Text:
19 May Hello, Investment World. Robo 3.0 is Here to Help You Win
Robo-advisor – It sounds cool, and a little menacing
Actually, there aren’t really robots. It’s just an edgy label for internet-based wealth management technology. In its infancy, Robo 1.0 was more R2-D2 than Terminator. Robo 2.0 evolved to be part Wall-E and part Warren Buffett. Robo 3.0 is where the smart money is heading.
Robo 1.0: Couch potato and passive indexing
Robo 1.0 came about with B2C first-movers like Betterment and Wealthfront. Betterment debuted at a TechCrunch event 6 years ago. Since then, the company has raised more than $200 million in equity and grown to manage $4 billion in assets. Wealthfront was actually first to the beachfront. Their latest buzz involves true robot-created AI and a flat-fee model designed to put old hedgies out to pasture.
Robo 2.0: “The Rise of The BlackRock Clones”
With any heat comes the next wave of bigger players scrambling for market share and RoboWorld Domination.

Record set:
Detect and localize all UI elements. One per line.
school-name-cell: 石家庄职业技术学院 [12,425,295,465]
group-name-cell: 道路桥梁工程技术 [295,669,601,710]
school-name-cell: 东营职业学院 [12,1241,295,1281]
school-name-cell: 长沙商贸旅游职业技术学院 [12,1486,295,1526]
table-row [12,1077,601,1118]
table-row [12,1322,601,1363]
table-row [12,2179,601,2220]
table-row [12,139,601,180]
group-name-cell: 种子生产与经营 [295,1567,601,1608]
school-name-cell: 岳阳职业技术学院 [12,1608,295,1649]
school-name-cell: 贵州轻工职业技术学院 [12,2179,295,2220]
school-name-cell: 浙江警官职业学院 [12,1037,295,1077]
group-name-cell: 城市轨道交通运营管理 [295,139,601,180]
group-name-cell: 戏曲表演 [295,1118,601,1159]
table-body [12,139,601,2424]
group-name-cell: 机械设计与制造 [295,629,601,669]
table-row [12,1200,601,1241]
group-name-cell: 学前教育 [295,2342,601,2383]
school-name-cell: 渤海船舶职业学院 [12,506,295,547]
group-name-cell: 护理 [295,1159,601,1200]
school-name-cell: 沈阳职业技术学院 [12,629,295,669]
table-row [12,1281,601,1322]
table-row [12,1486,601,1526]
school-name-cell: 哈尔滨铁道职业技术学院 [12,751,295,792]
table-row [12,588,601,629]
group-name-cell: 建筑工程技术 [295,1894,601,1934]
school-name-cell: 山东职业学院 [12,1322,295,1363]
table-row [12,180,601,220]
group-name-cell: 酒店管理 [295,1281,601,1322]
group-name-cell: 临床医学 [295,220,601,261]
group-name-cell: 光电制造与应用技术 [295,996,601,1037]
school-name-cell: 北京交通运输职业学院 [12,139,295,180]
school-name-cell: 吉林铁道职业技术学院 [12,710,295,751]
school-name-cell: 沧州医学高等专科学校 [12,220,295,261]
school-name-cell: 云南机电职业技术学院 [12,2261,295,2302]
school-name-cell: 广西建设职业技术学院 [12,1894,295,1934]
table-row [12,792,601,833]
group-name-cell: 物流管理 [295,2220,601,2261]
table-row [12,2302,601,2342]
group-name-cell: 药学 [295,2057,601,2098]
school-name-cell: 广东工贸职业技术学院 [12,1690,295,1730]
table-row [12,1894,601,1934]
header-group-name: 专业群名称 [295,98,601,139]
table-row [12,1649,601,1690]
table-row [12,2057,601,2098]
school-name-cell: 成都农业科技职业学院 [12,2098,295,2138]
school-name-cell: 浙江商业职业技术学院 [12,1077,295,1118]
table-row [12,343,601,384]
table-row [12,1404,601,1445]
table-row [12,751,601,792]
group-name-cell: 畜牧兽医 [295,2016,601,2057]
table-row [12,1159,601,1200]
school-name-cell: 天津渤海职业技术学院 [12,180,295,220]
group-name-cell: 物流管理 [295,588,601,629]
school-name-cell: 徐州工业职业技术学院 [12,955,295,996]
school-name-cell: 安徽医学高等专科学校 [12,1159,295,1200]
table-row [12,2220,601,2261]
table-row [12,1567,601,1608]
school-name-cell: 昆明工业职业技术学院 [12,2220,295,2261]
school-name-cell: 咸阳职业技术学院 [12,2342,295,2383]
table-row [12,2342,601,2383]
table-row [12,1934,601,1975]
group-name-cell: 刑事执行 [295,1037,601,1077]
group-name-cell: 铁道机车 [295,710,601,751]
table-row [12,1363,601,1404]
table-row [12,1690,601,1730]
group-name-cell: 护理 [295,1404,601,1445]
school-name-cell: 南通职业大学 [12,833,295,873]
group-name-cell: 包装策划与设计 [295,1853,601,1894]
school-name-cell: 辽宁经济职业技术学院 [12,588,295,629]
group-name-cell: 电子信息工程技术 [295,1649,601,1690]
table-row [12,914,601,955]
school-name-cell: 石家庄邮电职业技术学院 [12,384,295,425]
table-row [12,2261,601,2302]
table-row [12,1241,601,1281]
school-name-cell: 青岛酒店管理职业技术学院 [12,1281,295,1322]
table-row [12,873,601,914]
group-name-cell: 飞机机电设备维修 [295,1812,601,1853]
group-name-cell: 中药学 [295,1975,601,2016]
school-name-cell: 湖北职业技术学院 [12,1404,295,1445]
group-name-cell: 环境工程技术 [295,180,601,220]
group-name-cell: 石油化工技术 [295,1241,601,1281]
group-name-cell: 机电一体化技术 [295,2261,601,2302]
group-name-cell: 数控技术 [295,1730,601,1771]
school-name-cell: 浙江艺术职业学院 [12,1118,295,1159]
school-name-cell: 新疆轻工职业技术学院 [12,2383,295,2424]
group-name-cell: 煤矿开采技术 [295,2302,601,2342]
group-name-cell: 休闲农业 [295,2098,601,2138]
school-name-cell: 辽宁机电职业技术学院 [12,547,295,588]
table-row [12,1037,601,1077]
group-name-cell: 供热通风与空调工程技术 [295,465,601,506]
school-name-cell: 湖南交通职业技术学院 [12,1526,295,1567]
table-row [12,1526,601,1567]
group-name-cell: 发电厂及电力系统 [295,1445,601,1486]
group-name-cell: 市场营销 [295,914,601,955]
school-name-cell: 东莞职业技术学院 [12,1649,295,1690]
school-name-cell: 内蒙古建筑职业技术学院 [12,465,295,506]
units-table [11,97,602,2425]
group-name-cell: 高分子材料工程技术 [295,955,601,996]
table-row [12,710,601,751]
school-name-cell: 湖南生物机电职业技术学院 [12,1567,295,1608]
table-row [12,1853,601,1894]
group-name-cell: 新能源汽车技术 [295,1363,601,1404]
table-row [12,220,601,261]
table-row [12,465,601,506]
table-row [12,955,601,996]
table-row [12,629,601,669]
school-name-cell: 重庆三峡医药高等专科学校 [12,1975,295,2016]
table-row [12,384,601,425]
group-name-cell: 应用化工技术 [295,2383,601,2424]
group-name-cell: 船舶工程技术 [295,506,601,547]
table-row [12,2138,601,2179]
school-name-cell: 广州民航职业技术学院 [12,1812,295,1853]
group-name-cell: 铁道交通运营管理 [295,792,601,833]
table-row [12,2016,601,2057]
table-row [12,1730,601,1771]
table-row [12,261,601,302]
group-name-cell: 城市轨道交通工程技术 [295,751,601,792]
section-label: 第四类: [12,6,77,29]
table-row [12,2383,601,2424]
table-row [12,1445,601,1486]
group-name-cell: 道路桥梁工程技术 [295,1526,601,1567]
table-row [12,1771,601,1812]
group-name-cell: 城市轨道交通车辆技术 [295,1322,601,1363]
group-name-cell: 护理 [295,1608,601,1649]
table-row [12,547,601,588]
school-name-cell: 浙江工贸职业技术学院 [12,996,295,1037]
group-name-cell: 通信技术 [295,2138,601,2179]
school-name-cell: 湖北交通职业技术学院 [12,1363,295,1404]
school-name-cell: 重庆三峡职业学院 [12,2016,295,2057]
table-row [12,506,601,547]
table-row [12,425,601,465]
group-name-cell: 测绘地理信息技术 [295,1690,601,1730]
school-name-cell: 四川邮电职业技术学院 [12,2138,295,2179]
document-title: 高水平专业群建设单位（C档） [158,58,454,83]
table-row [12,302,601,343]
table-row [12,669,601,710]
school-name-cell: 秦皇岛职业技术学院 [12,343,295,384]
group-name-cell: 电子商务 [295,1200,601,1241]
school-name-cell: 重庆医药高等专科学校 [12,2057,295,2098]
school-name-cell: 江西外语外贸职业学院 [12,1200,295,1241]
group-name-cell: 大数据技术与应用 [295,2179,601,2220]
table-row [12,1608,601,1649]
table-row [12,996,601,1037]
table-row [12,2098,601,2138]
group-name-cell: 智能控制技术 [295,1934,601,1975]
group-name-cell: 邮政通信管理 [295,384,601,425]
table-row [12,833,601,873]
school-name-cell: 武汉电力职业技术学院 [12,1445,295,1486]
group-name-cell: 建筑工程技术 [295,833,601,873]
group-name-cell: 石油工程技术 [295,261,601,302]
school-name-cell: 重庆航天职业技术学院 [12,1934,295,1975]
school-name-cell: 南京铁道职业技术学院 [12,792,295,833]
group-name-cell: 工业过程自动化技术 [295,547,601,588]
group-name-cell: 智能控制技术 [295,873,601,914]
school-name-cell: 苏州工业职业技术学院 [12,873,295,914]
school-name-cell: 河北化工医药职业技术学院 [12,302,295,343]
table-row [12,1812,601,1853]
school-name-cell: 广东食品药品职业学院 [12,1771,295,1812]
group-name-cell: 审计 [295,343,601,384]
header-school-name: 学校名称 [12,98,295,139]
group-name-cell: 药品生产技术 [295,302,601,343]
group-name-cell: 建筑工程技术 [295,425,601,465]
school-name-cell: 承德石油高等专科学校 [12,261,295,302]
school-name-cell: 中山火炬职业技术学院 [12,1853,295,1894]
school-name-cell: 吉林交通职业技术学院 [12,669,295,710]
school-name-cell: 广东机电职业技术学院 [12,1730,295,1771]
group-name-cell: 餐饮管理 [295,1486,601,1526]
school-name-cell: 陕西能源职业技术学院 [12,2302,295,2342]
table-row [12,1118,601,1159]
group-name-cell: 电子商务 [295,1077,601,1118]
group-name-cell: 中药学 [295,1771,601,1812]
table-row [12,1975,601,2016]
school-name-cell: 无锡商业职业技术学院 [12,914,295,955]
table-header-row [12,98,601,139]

About this task:
Answer these from the robo-advisor post:
1. What does the post say the label "robo-advisor" actually refers to?
2. At what event did Betterment debut?
3. What subtitle is given to Robo 2.0?
The listing isn't needed for the task.

Solution to this problem:
1. Internet-based wealth management technology.
2. A TechCrunch event.
3. "The Rise of The BlackRock Clones"